### RECORDS SHOWN
>> Begin
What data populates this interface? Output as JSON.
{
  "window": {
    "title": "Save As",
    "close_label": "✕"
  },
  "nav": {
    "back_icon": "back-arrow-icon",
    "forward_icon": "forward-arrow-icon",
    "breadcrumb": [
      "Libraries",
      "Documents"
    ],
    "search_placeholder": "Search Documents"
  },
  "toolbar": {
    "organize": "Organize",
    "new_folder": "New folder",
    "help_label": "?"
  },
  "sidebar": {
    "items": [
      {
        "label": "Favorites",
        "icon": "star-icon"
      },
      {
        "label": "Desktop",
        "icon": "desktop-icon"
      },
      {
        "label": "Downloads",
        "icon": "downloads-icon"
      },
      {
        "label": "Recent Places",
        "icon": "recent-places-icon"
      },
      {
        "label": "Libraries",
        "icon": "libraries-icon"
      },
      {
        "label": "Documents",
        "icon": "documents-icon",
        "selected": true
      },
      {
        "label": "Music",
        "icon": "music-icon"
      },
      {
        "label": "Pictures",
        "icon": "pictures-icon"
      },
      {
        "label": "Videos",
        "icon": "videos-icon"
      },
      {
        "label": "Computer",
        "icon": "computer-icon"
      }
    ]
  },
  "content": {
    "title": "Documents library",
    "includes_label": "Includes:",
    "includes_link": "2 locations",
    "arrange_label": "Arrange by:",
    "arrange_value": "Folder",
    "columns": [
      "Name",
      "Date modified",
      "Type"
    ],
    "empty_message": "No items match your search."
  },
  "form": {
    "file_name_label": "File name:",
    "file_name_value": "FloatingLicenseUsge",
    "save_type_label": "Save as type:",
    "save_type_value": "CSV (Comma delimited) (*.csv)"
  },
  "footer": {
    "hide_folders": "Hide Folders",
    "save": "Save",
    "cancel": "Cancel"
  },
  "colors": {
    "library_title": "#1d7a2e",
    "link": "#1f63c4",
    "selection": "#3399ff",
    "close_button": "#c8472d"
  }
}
>> End
>> Begin
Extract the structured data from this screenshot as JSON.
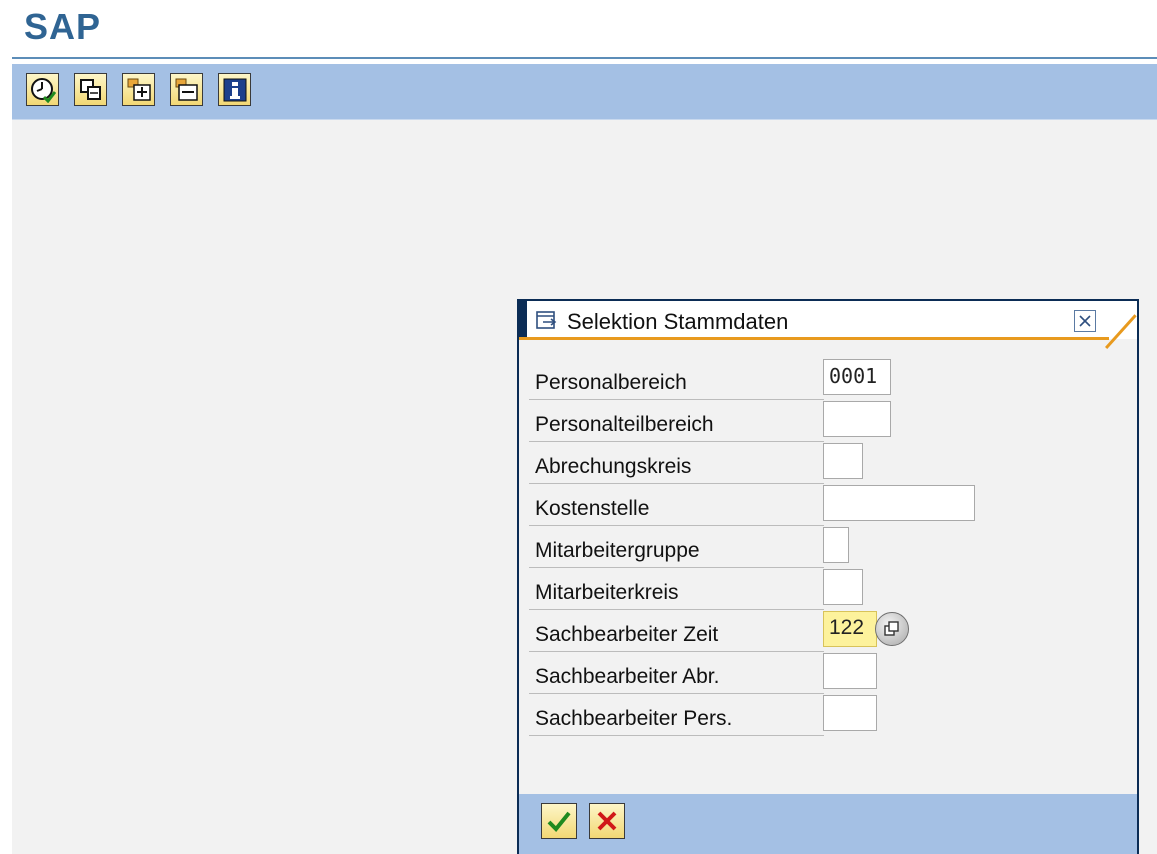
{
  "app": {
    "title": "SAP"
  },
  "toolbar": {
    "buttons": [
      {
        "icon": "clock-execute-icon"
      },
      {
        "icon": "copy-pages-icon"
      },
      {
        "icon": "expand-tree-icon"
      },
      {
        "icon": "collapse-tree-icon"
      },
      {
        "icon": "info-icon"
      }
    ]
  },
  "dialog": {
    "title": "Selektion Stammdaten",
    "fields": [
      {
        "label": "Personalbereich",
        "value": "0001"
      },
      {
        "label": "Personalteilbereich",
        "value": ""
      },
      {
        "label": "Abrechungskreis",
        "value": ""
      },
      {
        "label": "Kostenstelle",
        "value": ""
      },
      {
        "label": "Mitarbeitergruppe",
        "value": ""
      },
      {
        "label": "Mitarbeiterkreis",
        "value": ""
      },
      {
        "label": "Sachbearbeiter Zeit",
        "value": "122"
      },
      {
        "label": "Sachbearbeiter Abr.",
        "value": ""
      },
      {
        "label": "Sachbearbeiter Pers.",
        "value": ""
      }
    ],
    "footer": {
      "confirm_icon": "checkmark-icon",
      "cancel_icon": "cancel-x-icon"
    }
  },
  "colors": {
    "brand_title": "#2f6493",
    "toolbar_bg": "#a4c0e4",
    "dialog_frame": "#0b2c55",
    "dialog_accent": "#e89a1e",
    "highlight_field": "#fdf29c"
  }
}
>> End
### WHAT IS EXPECTED
Report only the number of lines in the data above that contain "tree".

### RIGHT ANSWER
2